* **Dataset entries**:

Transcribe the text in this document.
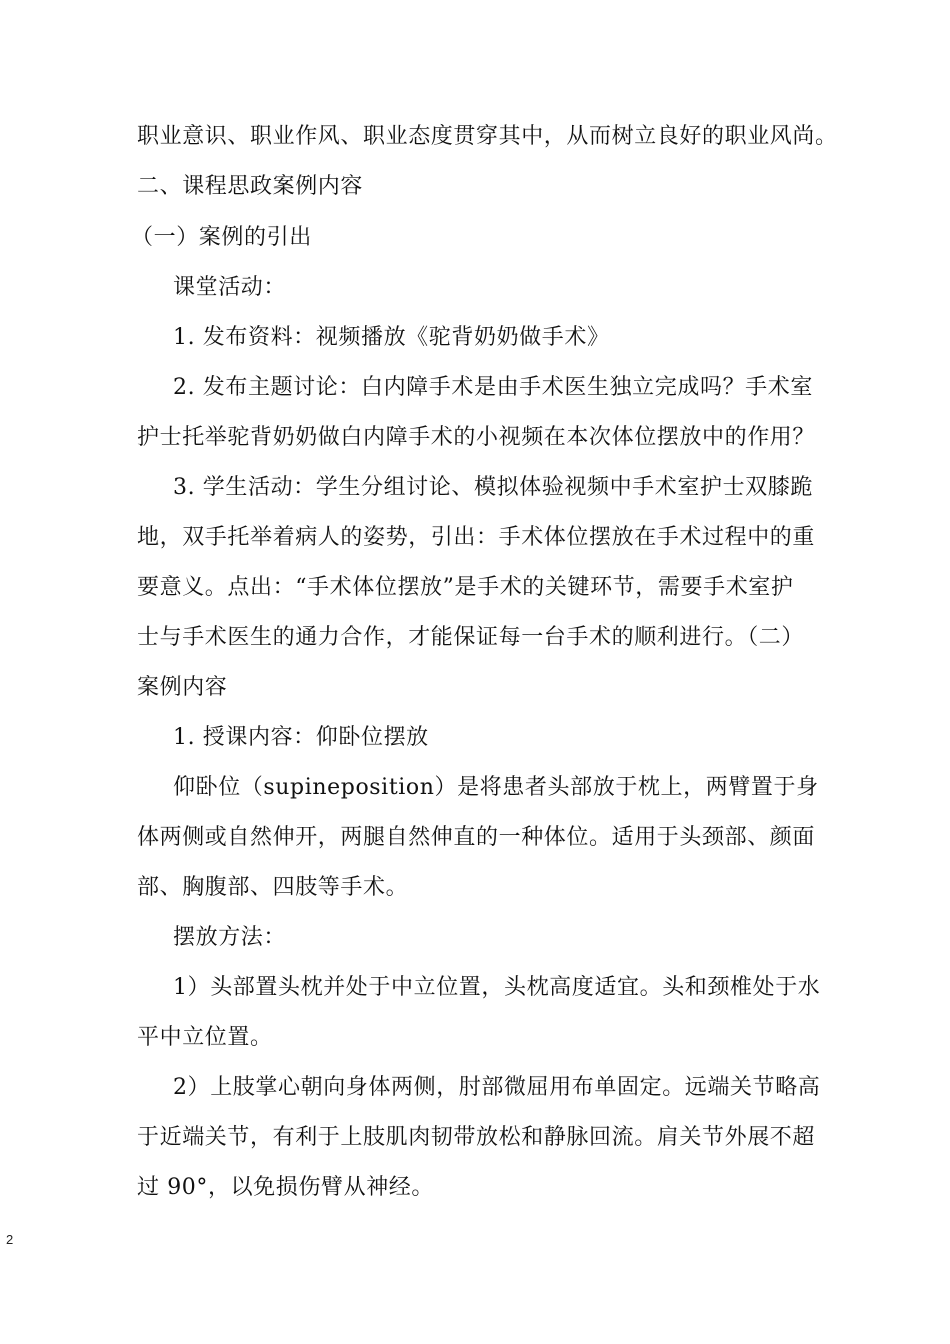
职业意识、职业作风、职业态度贯穿其中，从而树立良好的职业风尚。
二、课程思政案例内容
（一）案例的引出
课堂活动：
1. 发布资料：视频播放《驼背奶奶做手术》
2. 发布主题讨论：白内障手术是由手术医生独立完成吗？手术室
护士托举驼背奶奶做白内障手术的小视频在本次体位摆放中的作用？
3. 学生活动：学生分组讨论、模拟体验视频中手术室护士双膝跪
地，双手托举着病人的姿势，引出：手术体位摆放在手术过程中的重
要意义。点出：“手术体位摆放”是手术的关键环节，需要手术室护
士与手术医生的通力合作，才能保证每一台手术的顺利进行。（二）
案例内容
1. 授课内容：仰卧位摆放
仰卧位（supineposition）是将患者头部放于枕上，两臂置于身
体两侧或自然伸开，两腿自然伸直的一种体位。适用于头颈部、颜面
部、胸腹部、四肢等手术。
摆放方法：
1）头部置头枕并处于中立位置，头枕高度适宜。头和颈椎处于水
平中立位置。
2）上肢掌心朝向身体两侧，肘部微屈用布单固定。远端关节略高
于近端关节，有利于上肢肌肉韧带放松和静脉回流。肩关节外展不超
过 90°，以免损伤臂从神经。
2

* **Set exercise**: In the copy, include no pictures; restate the listing above exactly.

* **Complete response**:
Transcribe the text in this document.
职业意识、职业作风、职业态度贯穿其中，从而树立良好的职业风尚。
二、课程思政案例内容
（一）案例的引出
课堂活动：
1. 发布资料：视频播放《驼背奶奶做手术》
2. 发布主题讨论：白内障手术是由手术医生独立完成吗？手术室
护士托举驼背奶奶做白内障手术的小视频在本次体位摆放中的作用？
3. 学生活动：学生分组讨论、模拟体验视频中手术室护士双膝跪
地，双手托举着病人的姿势，引出：手术体位摆放在手术过程中的重
要意义。点出：“手术体位摆放”是手术的关键环节，需要手术室护
士与手术医生的通力合作，才能保证每一台手术的顺利进行。（二）
案例内容
1. 授课内容：仰卧位摆放
仰卧位（supineposition）是将患者头部放于枕上，两臂置于身
体两侧或自然伸开，两腿自然伸直的一种体位。适用于头颈部、颜面
部、胸腹部、四肢等手术。
摆放方法：
1）头部置头枕并处于中立位置，头枕高度适宜。头和颈椎处于水
平中立位置。
2）上肢掌心朝向身体两侧，肘部微屈用布单固定。远端关节略高
于近端关节，有利于上肢肌肉韧带放松和静脉回流。肩关节外展不超
过 90°，以免损伤臂从神经。
2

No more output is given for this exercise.